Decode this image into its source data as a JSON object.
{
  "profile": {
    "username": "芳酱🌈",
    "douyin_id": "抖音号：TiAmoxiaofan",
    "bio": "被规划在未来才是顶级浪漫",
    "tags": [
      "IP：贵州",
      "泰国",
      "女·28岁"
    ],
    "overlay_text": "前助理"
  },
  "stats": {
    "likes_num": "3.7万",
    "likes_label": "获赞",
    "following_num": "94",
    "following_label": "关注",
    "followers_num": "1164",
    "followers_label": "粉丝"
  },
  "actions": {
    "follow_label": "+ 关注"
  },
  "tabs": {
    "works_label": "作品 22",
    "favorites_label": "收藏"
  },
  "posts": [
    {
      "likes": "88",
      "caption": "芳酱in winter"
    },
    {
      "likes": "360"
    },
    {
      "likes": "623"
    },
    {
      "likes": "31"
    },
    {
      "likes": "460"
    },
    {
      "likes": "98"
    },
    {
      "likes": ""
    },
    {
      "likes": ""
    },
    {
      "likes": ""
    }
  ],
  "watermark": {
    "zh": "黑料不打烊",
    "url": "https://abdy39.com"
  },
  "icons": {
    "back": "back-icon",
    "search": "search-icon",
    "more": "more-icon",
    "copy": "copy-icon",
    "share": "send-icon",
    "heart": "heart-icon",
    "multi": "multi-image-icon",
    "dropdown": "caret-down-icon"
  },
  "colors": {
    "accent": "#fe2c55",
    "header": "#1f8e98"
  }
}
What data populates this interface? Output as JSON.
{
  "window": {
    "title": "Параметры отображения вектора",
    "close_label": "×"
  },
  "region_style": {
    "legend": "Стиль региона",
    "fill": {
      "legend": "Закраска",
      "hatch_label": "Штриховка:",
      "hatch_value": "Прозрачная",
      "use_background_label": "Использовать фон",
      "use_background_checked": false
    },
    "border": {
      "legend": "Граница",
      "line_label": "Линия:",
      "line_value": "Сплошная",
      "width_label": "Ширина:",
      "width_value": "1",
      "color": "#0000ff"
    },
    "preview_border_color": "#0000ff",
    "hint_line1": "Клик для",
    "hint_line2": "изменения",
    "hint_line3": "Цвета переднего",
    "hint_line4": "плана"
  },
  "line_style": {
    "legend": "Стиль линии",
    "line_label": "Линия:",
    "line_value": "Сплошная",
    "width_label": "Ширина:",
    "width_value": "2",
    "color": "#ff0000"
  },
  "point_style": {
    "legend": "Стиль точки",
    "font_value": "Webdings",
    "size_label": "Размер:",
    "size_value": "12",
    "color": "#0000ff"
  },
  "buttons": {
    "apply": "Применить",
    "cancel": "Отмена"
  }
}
- - - - -
§ **What is being asked**:
Return each line of the listing that holds the string "data".

§ **Result of the exercise**:
Decode this image into its source data as a JSON object.
What data populates this interface? Output as JSON.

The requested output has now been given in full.